**Stated problem:** Find and copy lines holding "Index".

[Begin Material to process]

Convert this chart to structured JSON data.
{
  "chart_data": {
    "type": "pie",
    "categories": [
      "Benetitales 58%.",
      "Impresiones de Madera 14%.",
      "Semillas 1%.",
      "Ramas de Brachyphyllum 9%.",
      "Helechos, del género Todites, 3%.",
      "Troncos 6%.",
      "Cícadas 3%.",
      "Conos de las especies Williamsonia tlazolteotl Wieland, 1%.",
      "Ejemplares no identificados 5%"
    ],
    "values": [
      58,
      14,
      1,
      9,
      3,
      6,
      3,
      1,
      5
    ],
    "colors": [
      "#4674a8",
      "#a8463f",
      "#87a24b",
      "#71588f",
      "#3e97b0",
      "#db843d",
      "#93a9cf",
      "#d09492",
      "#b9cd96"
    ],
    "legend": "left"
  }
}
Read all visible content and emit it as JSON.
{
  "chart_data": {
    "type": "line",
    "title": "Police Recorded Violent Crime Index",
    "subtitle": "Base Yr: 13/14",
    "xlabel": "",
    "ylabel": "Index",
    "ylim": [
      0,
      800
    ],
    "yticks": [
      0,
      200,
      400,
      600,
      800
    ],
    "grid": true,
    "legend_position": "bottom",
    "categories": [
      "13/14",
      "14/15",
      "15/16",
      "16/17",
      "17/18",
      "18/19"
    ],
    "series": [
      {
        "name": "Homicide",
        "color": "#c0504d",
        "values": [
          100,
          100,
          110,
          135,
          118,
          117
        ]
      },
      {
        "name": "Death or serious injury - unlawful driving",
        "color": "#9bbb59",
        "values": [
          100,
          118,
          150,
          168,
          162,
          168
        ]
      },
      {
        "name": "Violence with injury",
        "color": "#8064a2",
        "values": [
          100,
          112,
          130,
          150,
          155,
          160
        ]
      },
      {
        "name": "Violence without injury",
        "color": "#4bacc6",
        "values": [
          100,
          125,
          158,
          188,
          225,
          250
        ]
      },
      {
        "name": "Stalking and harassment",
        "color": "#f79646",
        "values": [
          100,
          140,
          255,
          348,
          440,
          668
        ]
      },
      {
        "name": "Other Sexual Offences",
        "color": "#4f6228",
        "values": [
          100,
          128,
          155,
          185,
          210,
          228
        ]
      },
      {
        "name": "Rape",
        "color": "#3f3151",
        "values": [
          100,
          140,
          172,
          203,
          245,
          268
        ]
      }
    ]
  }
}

[End Material to process]

**Correct result:**
    "title": "Police Recorded Violent Crime Index",
    "ylabel": "Index",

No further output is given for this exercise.